What is needed
Count lines with the string "cause" in them. State the number alone.
= = = = = = =
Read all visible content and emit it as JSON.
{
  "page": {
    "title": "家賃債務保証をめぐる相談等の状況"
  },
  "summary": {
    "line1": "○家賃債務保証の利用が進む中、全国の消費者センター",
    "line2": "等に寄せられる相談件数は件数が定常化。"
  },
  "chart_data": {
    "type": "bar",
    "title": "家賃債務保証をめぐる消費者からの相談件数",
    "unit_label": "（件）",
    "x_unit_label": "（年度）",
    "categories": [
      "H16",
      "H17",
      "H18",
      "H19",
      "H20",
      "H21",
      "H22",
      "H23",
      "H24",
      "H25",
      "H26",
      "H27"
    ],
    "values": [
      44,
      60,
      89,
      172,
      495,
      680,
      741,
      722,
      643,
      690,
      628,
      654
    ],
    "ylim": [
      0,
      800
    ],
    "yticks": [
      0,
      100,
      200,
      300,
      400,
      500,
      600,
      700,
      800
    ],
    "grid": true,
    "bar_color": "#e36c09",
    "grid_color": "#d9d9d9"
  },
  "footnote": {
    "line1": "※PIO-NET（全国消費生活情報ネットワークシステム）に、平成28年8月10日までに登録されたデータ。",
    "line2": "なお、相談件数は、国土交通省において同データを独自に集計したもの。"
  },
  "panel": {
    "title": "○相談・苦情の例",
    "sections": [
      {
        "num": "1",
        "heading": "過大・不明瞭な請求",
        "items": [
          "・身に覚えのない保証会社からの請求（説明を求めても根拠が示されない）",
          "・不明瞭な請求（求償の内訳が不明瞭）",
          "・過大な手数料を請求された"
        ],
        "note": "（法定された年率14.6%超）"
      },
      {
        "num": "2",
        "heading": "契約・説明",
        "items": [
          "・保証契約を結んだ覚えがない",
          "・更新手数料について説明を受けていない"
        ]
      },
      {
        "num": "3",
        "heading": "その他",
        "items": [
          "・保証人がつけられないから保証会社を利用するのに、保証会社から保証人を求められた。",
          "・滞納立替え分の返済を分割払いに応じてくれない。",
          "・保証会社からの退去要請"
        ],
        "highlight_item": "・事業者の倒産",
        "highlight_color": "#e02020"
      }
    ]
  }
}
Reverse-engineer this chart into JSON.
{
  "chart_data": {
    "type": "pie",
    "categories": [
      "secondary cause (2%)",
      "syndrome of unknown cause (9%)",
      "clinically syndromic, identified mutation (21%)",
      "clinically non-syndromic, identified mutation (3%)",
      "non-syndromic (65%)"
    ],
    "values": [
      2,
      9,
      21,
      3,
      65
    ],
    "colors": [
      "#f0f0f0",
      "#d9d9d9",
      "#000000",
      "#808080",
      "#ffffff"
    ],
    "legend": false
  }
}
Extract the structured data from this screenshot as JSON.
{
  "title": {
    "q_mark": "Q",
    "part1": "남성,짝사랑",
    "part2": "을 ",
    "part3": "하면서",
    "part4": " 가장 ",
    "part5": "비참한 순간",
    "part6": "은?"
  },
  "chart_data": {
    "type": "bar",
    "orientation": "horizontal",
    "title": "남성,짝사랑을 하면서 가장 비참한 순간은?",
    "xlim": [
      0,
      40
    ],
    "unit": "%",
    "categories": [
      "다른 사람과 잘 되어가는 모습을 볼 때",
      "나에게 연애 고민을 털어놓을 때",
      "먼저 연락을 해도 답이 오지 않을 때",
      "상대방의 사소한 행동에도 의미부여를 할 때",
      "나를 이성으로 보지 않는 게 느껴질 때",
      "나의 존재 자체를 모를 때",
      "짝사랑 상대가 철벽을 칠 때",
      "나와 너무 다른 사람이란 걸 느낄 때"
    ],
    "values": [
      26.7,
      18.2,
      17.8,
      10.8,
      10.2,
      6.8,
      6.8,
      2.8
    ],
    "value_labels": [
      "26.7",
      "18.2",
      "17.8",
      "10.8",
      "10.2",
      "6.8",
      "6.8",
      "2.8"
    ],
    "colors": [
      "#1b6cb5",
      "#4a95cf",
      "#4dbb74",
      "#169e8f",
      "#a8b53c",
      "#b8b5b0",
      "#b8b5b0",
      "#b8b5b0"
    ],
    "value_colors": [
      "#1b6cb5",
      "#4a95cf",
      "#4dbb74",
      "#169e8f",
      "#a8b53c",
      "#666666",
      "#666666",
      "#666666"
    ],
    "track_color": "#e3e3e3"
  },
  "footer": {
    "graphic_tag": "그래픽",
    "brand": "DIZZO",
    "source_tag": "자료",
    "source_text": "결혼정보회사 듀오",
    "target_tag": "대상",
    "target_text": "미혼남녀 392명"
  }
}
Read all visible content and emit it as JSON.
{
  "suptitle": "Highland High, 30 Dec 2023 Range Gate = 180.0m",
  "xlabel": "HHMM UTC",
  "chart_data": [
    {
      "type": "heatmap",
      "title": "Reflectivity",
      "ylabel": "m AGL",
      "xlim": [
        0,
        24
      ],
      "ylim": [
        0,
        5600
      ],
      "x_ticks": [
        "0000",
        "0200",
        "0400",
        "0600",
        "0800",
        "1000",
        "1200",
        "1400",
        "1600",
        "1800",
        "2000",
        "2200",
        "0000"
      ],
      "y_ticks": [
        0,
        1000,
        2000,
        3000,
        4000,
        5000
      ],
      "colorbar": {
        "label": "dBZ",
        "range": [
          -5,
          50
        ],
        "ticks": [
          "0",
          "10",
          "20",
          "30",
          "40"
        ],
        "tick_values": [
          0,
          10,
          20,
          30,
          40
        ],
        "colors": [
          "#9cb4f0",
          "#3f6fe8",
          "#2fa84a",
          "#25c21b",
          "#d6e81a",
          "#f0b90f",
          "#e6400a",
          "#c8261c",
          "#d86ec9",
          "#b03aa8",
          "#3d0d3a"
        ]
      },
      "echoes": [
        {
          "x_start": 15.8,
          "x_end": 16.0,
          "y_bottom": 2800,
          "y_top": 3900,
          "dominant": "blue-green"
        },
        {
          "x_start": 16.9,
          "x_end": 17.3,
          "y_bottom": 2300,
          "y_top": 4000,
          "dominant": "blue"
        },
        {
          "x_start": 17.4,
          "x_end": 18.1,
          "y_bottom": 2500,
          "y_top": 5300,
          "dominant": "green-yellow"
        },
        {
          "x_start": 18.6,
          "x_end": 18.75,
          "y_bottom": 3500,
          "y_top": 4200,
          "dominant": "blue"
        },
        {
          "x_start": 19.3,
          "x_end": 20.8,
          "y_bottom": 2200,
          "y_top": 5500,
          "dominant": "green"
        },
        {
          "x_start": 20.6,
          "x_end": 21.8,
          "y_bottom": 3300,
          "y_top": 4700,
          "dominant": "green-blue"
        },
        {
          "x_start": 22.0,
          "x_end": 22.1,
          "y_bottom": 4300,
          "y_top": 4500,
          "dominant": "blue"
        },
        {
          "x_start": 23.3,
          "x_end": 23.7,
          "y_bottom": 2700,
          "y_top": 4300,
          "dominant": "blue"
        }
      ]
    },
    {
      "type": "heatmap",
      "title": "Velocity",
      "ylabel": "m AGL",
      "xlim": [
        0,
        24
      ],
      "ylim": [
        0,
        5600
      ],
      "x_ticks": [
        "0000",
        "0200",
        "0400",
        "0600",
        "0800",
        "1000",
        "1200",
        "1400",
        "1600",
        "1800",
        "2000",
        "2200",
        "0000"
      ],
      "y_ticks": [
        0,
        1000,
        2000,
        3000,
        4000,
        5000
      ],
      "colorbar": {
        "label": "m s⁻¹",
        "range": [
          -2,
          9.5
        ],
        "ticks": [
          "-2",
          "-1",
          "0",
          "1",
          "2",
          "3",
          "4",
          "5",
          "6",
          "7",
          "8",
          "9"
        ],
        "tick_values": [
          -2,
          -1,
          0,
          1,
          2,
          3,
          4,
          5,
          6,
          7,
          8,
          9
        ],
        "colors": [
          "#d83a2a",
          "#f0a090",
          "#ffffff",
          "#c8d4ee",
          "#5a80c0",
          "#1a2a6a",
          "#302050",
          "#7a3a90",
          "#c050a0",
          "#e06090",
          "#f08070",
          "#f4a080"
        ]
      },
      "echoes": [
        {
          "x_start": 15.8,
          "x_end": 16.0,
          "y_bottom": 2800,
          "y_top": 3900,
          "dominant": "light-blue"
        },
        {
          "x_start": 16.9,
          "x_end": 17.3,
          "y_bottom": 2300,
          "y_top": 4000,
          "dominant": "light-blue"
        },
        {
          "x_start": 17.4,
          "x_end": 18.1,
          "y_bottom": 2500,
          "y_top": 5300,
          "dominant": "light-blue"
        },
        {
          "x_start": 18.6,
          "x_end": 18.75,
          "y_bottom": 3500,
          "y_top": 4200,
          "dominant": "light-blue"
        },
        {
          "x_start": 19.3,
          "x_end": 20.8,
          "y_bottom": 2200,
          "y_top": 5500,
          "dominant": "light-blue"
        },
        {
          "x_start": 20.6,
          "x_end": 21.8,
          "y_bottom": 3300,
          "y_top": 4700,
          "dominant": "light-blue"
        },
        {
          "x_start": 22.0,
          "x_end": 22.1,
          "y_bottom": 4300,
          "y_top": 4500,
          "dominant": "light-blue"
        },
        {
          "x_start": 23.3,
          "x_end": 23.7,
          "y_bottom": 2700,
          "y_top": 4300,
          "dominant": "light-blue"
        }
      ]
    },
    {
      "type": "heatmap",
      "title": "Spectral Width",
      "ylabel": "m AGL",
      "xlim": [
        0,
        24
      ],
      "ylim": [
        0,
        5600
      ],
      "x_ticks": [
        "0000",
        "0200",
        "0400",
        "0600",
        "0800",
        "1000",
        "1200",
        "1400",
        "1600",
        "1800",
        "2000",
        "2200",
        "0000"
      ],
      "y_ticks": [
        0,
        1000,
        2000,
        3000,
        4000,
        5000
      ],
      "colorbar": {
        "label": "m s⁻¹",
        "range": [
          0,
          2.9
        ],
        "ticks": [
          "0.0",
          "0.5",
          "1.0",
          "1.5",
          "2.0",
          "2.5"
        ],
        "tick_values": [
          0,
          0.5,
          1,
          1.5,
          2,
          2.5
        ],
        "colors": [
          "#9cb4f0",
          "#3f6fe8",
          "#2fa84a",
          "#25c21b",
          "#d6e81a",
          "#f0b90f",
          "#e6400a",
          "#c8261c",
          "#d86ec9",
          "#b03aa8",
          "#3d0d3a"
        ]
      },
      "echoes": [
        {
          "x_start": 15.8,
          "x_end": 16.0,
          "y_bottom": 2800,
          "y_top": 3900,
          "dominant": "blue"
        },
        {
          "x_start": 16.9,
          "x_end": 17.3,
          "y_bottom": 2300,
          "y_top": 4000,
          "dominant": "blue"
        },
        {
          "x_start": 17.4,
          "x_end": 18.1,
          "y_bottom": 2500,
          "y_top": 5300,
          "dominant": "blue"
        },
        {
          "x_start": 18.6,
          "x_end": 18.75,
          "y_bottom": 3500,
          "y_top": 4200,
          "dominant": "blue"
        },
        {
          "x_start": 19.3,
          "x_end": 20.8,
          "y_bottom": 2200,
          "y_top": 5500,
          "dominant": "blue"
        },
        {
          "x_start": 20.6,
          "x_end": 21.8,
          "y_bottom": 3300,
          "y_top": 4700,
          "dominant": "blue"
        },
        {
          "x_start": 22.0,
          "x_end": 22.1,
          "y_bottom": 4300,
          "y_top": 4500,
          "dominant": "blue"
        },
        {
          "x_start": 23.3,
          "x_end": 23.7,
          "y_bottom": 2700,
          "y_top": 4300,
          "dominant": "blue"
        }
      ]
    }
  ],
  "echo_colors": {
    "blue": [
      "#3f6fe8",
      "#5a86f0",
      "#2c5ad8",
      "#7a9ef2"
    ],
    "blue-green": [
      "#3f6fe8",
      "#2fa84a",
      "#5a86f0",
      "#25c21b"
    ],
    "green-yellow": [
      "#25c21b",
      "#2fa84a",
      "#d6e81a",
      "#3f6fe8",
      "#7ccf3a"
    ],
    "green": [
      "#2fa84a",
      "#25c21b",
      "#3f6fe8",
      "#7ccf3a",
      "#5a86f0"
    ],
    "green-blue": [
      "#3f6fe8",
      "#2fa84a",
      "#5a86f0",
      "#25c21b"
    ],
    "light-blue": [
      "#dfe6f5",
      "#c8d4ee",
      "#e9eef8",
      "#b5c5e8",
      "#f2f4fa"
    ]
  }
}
= = = = = = =
Solution for this problem
2